* **FRAGMENTO PROPORCIONADO**:
· · · · · · ·

Ahora bien, las burbujas estallan. Ocurre con las financieras, cuando se torna crítica la distancia de las escaladas especulativas con respecto a la econo ía real. Y también ocurre cuando se vuelve insostenible la ausencia de lo importante en nuestra vida, desplazado por un sinnúmero de supuestas urgencias. Esto a veces cursa con dolor, desde la persistente febrícula al burn-out. También, a veces, lo desencadena el parpadeo de gameover en la pantalla: es clásico que el presente se revaloriza al asomarse la muerte. Y mejor que no sea la propia o la próxima. Por eso no está de más reflexionar sobre nuestra condición mortal, como nos hemos propuesto en La Térmica, comenzando con Javier Gomá no hace mucho. Aunque de poco servirá si no indagamos igualmente sobre nuestra condición natal.

· · · · · · ·

* **DATOS**:
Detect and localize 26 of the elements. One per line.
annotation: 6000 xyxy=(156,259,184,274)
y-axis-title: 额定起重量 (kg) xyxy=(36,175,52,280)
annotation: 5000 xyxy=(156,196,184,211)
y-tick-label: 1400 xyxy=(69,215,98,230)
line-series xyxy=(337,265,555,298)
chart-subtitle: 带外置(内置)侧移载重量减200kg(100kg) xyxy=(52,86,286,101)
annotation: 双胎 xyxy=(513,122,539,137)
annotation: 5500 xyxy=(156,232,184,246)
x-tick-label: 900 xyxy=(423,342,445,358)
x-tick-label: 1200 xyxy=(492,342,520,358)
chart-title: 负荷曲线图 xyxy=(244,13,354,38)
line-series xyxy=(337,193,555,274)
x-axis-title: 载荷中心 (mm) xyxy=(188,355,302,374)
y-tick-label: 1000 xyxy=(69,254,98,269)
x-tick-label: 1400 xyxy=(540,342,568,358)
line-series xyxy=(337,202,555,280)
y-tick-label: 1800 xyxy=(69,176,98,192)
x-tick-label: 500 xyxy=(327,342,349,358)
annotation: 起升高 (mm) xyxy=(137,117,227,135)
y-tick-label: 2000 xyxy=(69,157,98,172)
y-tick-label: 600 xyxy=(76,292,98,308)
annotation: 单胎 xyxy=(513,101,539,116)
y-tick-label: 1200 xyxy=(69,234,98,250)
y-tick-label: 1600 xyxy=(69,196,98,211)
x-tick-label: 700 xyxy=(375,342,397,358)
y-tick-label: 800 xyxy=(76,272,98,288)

· · · · · · ·

* **ACTIVIDADES**:
1. Según el fragmento sobre las burbujas y la condición mortal, ¿con quién comenzó en La Térmica la reflexión sobre nuestra condición mortal?
2. Continúa el fragmento sobre las burbujas y la condición mortal a partir de su última oración.

* **RESPUESTAS ESPERADAS**:
1. Con Javier Gomá.

2.
Sin una cierta noción de lo que es el presente, cultivar el carpe diem puede reducirse a una indulgente acumulación de lujos para cuando falten; consumir más y a mayor velocidad, incluso, como advierte Luciano Concheiro. Del mismo modo, practicar mindfulness puede resultar muy turbador para quien conciba el presente como un punto en el tiempo. Turbador, porque la experiencia del presente, con suerte, será extática, pero raramente estática, debido a lo cual quizás no llegue a reconocerse el aquí y ahora que con tanto afán se procura. Según lo explica Peter Sloterdijk (Eurotaoísmo, Seix Barral, 2001): “en realidad, el presente no pertenece al tiempo. Bien entendido, es una especie de movimiento o de drama”. Un movimiento de encuentro con lo que nos circunda, un venir al mundo (natalidad) sin final. La presencia comprende “un movimiento doble”: por un lado, “abrir el mundo como el que llega de fuera”; por otro, “mantenerse externo a él, en zona de llegada”.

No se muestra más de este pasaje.